> STATED TASK 1:
Copy the records from the line containing "data-points — [83, 57, 476, 370]" through the line containing "green-data-point — [248, 228, 258, 238]", including both of those lines and leaving each line unchanged.

* begin EXCERPT PROVIDED *

Tuesday, 24 January 2012

winter pass

 Busily painting birds just now. Nursing a sore throat, listening to the rain on the skylight which means that there's no point in going up onto the roof to look for an aurora - apparently there's some solar activity going on just now, which means that an aurora has been spotted as far south as Tyneside.

And I can't overhaul the brakes on the Moggy. Why do my cars' MOTs always need doing in the middle of winter? -I hate working on cars in the cold, and utterly loathe doing it in cold rain. One of these years I'll get a second MOT in the middle of summer, so the whole cycle gets moved on by six months.

The robins are all singing away in the pre-dawn, here. There are daisies and crocuses flowering on the Downs. Friends down in Devon have already seen primroses; I remember arriving in Poole in late February 2002, after sailing up from Tasmania, and seeing a splash of primroses on a muddy bank, as the train approached Warminster, and feeling the first stirrings of spring. That feeling has come for me already, this year. Looking forward into the new year, no longer back to the old year passed.

Over the land half freckled with snow half-thawed
The speculating rooks at their nests cawed,
And saw from elm-tops, delicate as a flower of grass,
What we below could not see, Winter pass

Edward Thomas

Sunday, 22 January 2012

bendixed

How to free up a jammed Bendix drive

Problems never come singly, do they? I was driving Katie across town the other day, for her Meeja course, and on the way home there was a faint sense of hiccuping from the engine. I pretended not to notice, because I had drawings to do. But that afternoon, repeating the journey, it developed into full-blown indigestion, and the engine kept cutting out, so that I was constantly juggling the choke and bump-restarting the engine as we coasted along. Katie was oblivious, as we'd stopped at Wai Yee Hong, the chinese supermarket, and she was munching her way through a box of Pokies while listening to her iPod, which was audible to me as that hissy sort of sound that was peculiarly annoying in the circs. So I stuck on Jean-Luc Ponty. Take that, popster!

Worry, worry. Was it the ingition system failing? I started with the simplest job- replacing the HT ignition coil with the spare one. No difference. I took the top off the carburettor float chamber. Loads of crap in there. So I took the carburettor off and stripped it down; the piston was grubby and prone to sticking. So I cleaned everything up and lightly lubricated it, and stuck it all back together, and it worked properly.

Then yesterday I was coming back from Mal's, where I'd been doing some chainsawing, and I'd just switched the engine off when I thought "I'll have a look under the bonnet, and check the mixture." So I engaged the starter. And, because the engine hadn't stopped turning, there was a horrible graunching noise. 

I stopped the engine, and turned it over by the cranking handle. Graunching noise was still there.

I cursed.

Then I took the starter motor out, and checked the teeth on the flywheel.

Blessedly, they were both in fair condition; but the Bendix drive on the starter was jammed. The Bendix bit is that cylinder thing with the cog on it, on the spiral grooves on the shaft in the picture there.

* end EXCERPT PROVIDED *

> STATED TASK 2:
In the blog post, why does the writer plan to get a second MOT in the middle of summer one year?

* begin MATERIAL PROVIDED *

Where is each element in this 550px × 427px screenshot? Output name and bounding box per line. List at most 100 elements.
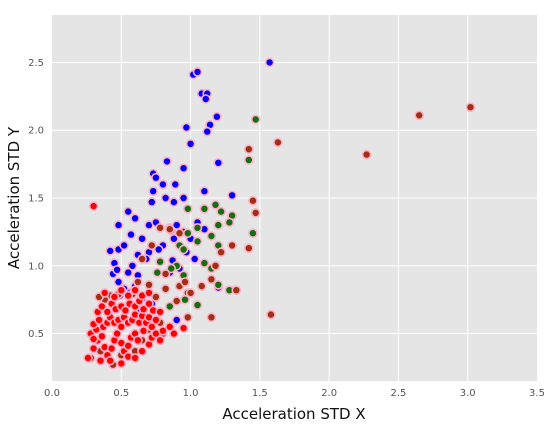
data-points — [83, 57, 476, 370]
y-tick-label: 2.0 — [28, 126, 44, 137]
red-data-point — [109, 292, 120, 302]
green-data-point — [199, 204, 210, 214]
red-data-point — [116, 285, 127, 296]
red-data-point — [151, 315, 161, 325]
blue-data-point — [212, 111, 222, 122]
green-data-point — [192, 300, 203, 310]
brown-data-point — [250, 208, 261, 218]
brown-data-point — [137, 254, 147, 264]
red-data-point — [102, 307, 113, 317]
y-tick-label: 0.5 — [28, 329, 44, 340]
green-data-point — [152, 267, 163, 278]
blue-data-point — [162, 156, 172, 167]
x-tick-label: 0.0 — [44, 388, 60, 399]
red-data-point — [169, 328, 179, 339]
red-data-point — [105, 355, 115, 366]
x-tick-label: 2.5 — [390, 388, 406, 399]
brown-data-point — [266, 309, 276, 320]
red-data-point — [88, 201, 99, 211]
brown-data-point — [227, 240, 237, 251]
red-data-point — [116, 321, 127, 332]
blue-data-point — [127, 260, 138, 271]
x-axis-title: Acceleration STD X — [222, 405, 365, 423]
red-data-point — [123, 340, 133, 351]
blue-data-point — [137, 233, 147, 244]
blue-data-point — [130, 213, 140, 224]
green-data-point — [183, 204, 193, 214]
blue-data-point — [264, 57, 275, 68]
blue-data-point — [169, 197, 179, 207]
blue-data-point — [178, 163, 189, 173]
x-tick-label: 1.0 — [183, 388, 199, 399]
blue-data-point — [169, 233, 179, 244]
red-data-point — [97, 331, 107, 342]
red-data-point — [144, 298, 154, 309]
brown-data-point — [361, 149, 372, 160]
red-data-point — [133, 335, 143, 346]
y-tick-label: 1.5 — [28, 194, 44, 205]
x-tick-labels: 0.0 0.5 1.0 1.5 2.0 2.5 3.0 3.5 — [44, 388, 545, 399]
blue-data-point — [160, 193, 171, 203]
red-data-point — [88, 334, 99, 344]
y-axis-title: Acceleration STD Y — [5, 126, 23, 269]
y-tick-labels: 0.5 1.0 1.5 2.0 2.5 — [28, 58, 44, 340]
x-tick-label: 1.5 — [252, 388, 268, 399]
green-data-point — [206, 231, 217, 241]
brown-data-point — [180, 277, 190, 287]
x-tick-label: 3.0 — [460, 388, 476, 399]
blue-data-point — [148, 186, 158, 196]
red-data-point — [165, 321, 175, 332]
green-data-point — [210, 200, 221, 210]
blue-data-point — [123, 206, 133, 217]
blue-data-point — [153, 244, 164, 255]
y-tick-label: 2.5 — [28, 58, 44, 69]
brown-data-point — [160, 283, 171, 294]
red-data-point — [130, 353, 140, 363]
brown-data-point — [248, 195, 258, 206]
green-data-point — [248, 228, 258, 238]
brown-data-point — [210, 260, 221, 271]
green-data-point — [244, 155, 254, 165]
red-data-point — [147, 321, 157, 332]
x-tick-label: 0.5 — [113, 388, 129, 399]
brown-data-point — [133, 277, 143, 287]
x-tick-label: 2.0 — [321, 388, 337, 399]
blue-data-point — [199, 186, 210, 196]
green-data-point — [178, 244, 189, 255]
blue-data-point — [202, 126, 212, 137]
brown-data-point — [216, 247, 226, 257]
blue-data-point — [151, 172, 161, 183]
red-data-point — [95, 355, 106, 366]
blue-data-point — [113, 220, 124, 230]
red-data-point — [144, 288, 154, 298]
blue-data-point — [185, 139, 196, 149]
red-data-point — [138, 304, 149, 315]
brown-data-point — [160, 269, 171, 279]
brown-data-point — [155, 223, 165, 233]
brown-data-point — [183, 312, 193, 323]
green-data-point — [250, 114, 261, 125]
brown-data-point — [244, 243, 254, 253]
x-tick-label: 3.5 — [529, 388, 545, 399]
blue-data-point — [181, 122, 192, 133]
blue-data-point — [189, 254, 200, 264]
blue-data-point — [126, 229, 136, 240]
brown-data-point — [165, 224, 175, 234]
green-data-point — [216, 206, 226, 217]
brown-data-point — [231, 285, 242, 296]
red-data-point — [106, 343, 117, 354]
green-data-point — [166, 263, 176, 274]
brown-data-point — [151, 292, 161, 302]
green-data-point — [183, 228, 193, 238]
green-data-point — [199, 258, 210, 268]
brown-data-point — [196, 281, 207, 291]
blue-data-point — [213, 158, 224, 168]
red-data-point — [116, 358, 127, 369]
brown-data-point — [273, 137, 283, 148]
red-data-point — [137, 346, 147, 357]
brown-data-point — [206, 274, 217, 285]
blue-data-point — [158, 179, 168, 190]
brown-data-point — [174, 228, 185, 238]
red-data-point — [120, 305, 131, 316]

* end MATERIAL PROVIDED *
* begin MATERIAL PROVIDED *

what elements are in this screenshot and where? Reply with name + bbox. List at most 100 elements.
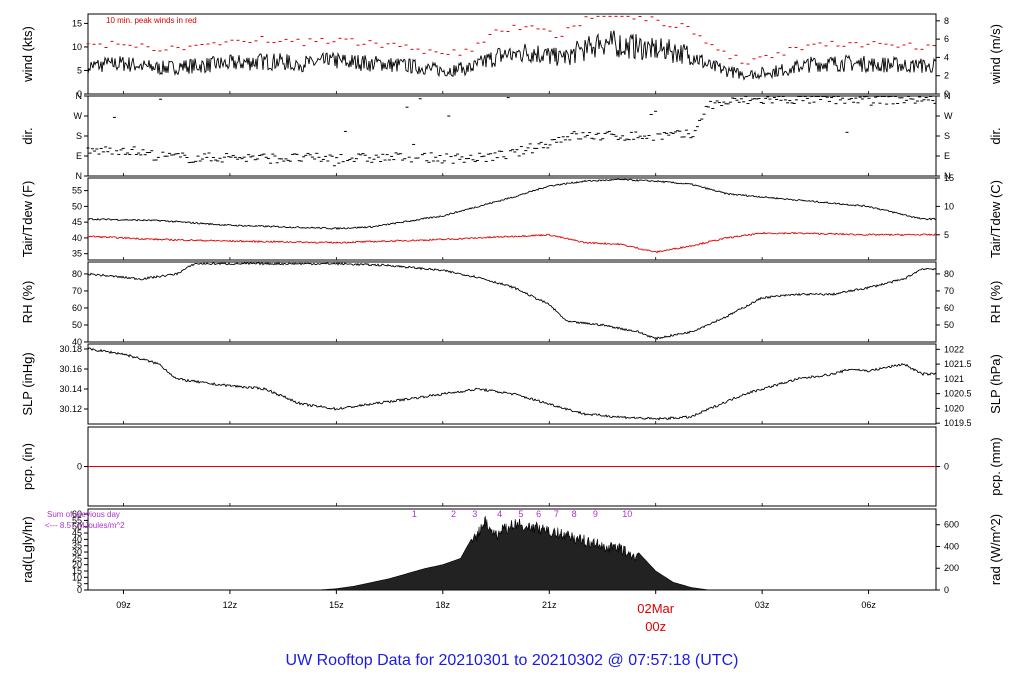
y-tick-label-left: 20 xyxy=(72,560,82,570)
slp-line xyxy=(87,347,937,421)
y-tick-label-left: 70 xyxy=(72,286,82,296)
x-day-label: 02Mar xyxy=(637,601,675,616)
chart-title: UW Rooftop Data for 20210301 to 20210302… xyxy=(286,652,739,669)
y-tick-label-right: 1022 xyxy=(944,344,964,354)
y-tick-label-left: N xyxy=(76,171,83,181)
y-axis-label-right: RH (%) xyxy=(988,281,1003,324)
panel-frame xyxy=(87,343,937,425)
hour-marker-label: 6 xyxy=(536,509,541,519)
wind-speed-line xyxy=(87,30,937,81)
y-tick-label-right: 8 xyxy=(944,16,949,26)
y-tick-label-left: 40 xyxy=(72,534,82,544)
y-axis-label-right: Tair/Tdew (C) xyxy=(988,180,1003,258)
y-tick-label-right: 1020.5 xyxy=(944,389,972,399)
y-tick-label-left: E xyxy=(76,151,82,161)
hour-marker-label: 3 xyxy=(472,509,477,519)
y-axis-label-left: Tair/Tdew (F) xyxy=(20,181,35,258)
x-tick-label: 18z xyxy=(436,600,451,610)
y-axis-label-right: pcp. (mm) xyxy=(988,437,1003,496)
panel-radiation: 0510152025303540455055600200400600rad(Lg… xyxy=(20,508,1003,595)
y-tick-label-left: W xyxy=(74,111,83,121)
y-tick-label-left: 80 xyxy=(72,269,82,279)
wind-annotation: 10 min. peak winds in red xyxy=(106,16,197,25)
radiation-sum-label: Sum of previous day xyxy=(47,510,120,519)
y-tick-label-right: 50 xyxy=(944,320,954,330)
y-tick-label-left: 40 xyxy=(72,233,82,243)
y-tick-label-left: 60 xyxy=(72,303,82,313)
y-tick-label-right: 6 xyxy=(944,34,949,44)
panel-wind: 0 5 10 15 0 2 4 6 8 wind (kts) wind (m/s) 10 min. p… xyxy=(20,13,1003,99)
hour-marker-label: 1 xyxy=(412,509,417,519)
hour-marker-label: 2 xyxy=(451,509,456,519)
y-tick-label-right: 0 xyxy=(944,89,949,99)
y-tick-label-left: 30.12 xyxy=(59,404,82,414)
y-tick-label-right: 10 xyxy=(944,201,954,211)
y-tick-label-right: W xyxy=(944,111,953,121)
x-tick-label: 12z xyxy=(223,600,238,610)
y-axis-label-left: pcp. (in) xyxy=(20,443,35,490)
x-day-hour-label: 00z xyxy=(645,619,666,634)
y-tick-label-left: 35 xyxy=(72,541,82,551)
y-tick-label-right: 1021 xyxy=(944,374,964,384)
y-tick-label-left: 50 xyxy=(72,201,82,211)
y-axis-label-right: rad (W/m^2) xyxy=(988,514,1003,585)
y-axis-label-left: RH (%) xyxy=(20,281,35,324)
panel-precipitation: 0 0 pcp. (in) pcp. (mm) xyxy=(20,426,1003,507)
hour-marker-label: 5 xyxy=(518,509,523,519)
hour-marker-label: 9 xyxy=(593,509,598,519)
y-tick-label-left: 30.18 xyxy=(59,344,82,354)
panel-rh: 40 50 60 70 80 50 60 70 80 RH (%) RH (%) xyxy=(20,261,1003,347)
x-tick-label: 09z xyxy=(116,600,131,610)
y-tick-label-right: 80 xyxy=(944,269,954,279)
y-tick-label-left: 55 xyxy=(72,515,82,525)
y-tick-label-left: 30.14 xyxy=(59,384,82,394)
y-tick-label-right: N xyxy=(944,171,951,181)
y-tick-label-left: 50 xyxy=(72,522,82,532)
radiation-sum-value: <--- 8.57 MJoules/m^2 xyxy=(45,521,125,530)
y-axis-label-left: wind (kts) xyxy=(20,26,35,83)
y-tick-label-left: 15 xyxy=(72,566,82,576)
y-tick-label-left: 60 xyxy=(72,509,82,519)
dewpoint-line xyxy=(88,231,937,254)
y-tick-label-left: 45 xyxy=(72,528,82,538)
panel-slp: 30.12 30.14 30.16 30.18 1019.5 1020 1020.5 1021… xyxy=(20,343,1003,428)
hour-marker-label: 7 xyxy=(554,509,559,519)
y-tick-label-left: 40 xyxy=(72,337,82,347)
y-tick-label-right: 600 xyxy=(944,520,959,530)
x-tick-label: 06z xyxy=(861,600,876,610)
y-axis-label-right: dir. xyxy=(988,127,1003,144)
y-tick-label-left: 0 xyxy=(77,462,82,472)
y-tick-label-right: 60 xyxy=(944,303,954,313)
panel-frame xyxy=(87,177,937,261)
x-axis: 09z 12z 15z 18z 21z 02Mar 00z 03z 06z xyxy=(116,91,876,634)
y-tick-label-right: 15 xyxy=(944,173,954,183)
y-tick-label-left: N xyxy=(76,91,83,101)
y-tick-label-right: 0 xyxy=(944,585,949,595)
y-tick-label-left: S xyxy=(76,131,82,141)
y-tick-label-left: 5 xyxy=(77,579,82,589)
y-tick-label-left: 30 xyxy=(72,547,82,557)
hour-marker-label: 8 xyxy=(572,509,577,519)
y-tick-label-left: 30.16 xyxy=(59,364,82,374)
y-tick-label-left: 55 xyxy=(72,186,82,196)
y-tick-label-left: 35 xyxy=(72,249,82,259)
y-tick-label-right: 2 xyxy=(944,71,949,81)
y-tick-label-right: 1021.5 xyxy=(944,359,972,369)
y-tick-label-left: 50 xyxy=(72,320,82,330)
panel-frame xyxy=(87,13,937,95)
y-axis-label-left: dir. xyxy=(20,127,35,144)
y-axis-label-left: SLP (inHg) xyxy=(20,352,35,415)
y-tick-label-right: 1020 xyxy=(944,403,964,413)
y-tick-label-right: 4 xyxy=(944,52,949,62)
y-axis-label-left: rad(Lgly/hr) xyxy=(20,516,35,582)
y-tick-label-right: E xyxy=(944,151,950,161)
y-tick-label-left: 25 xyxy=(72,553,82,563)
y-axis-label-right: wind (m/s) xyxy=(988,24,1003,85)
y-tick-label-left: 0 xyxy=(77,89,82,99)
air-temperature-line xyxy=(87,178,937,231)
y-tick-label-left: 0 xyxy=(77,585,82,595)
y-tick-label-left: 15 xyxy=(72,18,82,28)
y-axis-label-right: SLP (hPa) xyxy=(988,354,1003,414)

* end MATERIAL PROVIDED *

> FULL ANSWER 1:
data-points — [83, 57, 476, 370]
y-tick-label: 2.0 — [28, 126, 44, 137]
red-data-point — [109, 292, 120, 302]
green-data-point — [199, 204, 210, 214]
red-data-point — [116, 285, 127, 296]
red-data-point — [151, 315, 161, 325]
blue-data-point — [212, 111, 222, 122]
green-data-point — [192, 300, 203, 310]
brown-data-point — [250, 208, 261, 218]
brown-data-point — [137, 254, 147, 264]
red-data-point — [102, 307, 113, 317]
y-tick-label: 0.5 — [28, 329, 44, 340]
green-data-point — [152, 267, 163, 278]
blue-data-point — [162, 156, 172, 167]
x-tick-label: 0.0 — [44, 388, 60, 399]
red-data-point — [169, 328, 179, 339]
red-data-point — [105, 355, 115, 366]
x-tick-label: 2.5 — [390, 388, 406, 399]
brown-data-point — [266, 309, 276, 320]
red-data-point — [88, 201, 99, 211]
brown-data-point — [227, 240, 237, 251]
red-data-point — [116, 321, 127, 332]
blue-data-point — [127, 260, 138, 271]
x-axis-title: Acceleration STD X — [222, 405, 365, 423]
red-data-point — [123, 340, 133, 351]
blue-data-point — [137, 233, 147, 244]
blue-data-point — [130, 213, 140, 224]
green-data-point — [183, 204, 193, 214]
blue-data-point — [264, 57, 275, 68]
blue-data-point — [169, 197, 179, 207]
blue-data-point — [178, 163, 189, 173]
x-tick-label: 1.0 — [183, 388, 199, 399]
blue-data-point — [169, 233, 179, 244]
red-data-point — [97, 331, 107, 342]
red-data-point — [144, 298, 154, 309]
brown-data-point — [361, 149, 372, 160]
red-data-point — [133, 335, 143, 346]
y-tick-label: 1.5 — [28, 194, 44, 205]
x-tick-labels: 0.0 0.5 1.0 1.5 2.0 2.5 3.0 3.5 — [44, 388, 545, 399]
blue-data-point — [160, 193, 171, 203]
red-data-point — [88, 334, 99, 344]
y-axis-title: Acceleration STD Y — [5, 126, 23, 269]
y-tick-labels: 0.5 1.0 1.5 2.0 2.5 — [28, 58, 44, 340]
x-tick-label: 1.5 — [252, 388, 268, 399]
green-data-point — [206, 231, 217, 241]
brown-data-point — [180, 277, 190, 287]
x-tick-label: 3.0 — [460, 388, 476, 399]
blue-data-point — [148, 186, 158, 196]
red-data-point — [165, 321, 175, 332]
green-data-point — [210, 200, 221, 210]
blue-data-point — [123, 206, 133, 217]
blue-data-point — [153, 244, 164, 255]
y-tick-label: 2.5 — [28, 58, 44, 69]
brown-data-point — [160, 283, 171, 294]
red-data-point — [130, 353, 140, 363]
brown-data-point — [248, 195, 258, 206]
green-data-point — [248, 228, 258, 238]

> FULL ANSWER 2:
The writer's MOTs always need doing in the middle of winter, and the writer hates working on cars in the cold and loathes doing it in cold rain. A second MOT in mid-summer would move the whole cycle on by six months.